▸ PROBLEM REQUIREMENTS
Go through the listing and return every line with "naturalnego" in it.

Extracted data entries
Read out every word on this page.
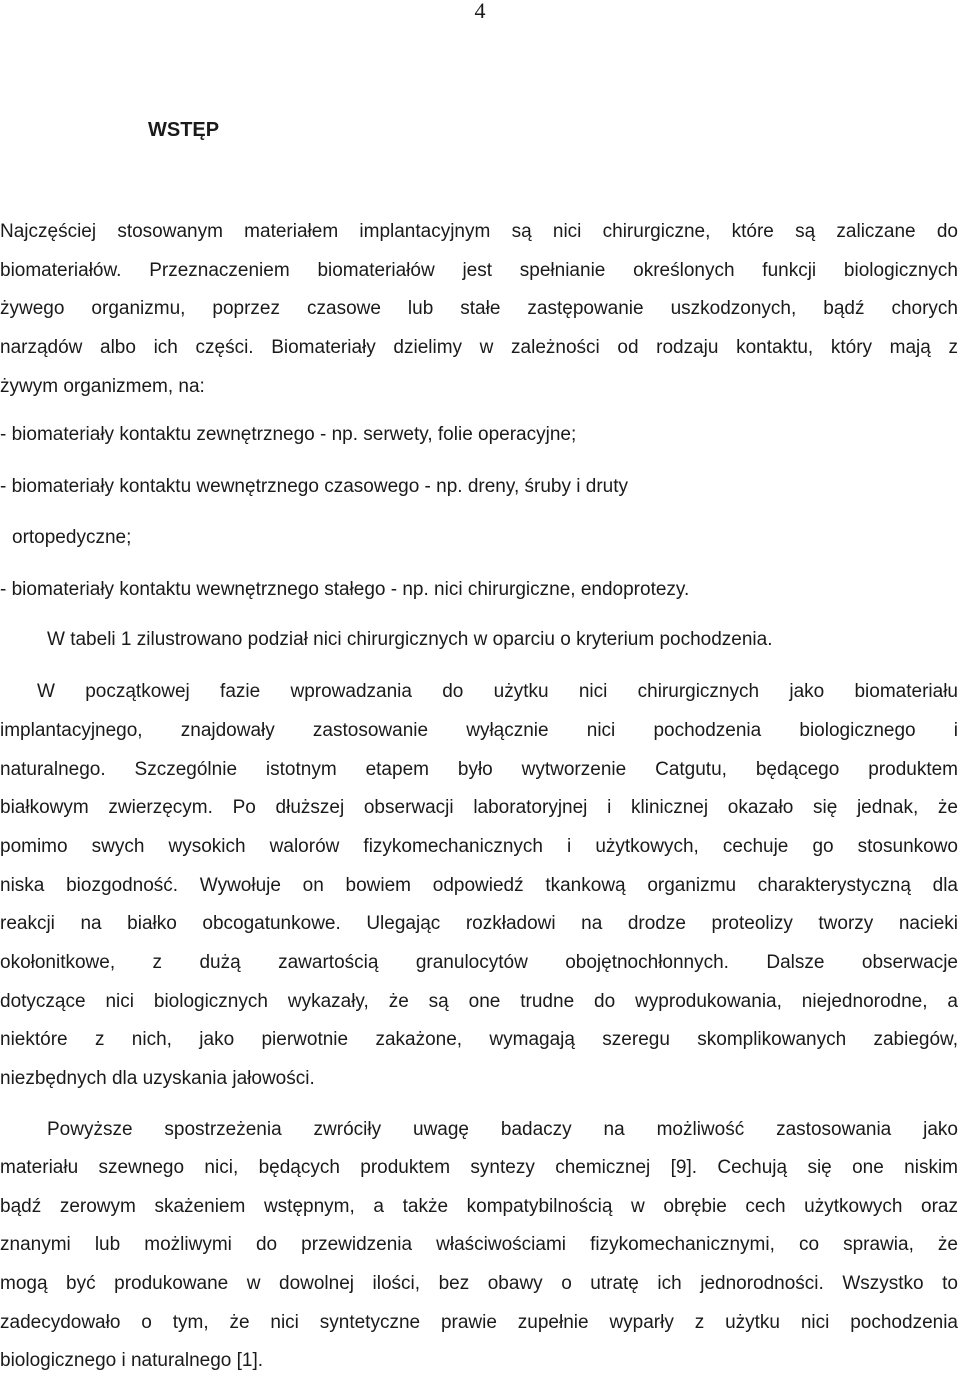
4
WSTĘP
Najczęściej stosowanym materiałem implantacyjnym są nici chirurgiczne, które są zaliczane do
biomateriałów. Przeznaczeniem biomateriałów jest spełnianie określonych funkcji biologicznych
żywego organizmu, poprzez czasowe lub stałe zastępowanie uszkodzonych, bądź chorych
narządów albo ich części. Biomateriały dzielimy w zależności od rodzaju kontaktu, który mają z
żywym organizmem, na:
- biomateriały kontaktu zewnętrznego - np. serwety, folie operacyjne;
- biomateriały kontaktu wewnętrznego czasowego - np. dreny, śruby i druty
ortopedyczne;
- biomateriały kontaktu wewnętrznego stałego - np. nici chirurgiczne, endoprotezy.
W tabeli 1 zilustrowano podział nici chirurgicznych w oparciu o kryterium pochodzenia.
W początkowej fazie wprowadzania do użytku nici chirurgicznych jako biomateriału
implantacyjnego, znajdowały zastosowanie wyłącznie nici pochodzenia biologicznego i
naturalnego. Szczególnie istotnym etapem było wytworzenie Catgutu, będącego produktem
białkowym zwierzęcym. Po dłuższej obserwacji laboratoryjnej i klinicznej okazało się jednak, że
pomimo swych wysokich walorów fizykomechanicznych i użytkowych, cechuje go stosunkowo
niska biozgodność. Wywołuje on bowiem odpowiedź tkankową organizmu charakterystyczną dla
reakcji na białko obcogatunkowe. Ulegając rozkładowi na drodze proteolizy tworzy nacieki
okołonitkowe, z dużą zawartością granulocytów obojętnochłonnych. Dalsze obserwacje
dotyczące nici biologicznych wykazały, że są one trudne do wyprodukowania, niejednorodne, a
niektóre z nich, jako pierwotnie zakażone, wymagają szeregu skomplikowanych zabiegów,
niezbędnych dla uzyskania jałowości.
Powyższe spostrzeżenia zwróciły uwagę badaczy na możliwość zastosowania jako
materiału szewnego nici, będących produktem syntezy chemicznej [9]. Cechują się one niskim
bądź zerowym skażeniem wstępnym, a także kompatybilnością w obrębie cech użytkowych oraz
znanymi lub możliwymi do przewidzenia właściwościami fizykomechanicznymi, co sprawia, że
mogą być produkowane w dowolnej ilości, bez obawy o utratę ich jednorodności. Wszystko to
zadecydowało o tym, że nici syntetyczne prawie zupełnie wyparły z użytku nici pochodzenia
biologicznego i naturalnego [1].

▸ COMPLETE OUTPUT
naturalnego. Szczególnie istotnym etapem było wytworzenie Catgutu, będącego produktem
biologicznego i naturalnego [1].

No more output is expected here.